• _Brief_
Each line containing the word "clock" needs to be copied.

====== Data

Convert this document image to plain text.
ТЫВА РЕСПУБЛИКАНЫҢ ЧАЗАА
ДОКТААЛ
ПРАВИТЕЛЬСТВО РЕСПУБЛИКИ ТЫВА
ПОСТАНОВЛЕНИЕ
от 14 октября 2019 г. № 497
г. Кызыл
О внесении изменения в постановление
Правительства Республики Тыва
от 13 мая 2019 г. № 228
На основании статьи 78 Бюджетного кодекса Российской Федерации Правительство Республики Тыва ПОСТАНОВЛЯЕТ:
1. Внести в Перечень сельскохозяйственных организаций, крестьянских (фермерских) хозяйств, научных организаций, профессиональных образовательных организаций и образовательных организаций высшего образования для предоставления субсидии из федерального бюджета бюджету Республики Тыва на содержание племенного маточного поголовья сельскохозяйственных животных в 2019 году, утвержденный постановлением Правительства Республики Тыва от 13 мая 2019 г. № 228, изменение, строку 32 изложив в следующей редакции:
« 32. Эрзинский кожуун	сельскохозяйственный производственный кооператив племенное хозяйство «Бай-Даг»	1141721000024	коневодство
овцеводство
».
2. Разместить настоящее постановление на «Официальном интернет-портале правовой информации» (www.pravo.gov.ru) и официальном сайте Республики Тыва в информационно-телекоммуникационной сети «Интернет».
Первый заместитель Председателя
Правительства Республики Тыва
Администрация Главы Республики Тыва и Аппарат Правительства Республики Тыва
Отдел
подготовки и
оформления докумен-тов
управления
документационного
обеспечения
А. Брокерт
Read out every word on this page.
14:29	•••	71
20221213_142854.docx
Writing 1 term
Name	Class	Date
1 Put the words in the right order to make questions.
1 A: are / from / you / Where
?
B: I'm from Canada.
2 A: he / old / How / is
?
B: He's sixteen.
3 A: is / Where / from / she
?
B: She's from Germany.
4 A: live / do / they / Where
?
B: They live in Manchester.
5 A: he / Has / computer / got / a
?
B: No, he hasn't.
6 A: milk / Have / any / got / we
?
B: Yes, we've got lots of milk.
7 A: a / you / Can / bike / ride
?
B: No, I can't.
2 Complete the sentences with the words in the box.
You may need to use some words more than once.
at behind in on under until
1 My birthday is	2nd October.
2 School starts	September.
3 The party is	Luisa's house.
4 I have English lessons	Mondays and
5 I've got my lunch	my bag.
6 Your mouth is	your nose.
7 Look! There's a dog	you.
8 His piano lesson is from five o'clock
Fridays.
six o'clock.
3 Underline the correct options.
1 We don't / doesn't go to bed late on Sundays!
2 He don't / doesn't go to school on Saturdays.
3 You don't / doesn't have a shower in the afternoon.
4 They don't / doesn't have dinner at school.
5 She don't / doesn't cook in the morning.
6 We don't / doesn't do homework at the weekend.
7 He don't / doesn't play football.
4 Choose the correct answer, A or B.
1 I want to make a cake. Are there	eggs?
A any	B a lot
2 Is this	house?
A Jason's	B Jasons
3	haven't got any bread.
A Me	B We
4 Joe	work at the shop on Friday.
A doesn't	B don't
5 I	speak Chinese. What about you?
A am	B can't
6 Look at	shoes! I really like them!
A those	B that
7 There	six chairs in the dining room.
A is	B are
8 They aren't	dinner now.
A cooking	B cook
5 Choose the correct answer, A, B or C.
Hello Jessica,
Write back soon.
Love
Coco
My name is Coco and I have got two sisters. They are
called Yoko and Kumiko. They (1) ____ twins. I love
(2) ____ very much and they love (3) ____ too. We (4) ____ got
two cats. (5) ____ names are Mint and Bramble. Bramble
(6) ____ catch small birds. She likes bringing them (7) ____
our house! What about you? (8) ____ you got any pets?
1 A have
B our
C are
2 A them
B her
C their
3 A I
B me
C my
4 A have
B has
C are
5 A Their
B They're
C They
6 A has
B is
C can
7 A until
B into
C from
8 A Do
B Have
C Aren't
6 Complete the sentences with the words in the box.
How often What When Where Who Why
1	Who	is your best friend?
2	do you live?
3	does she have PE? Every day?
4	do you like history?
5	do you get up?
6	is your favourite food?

============

• _Response below_
8 His piano lesson is from five o'clock
six o'clock.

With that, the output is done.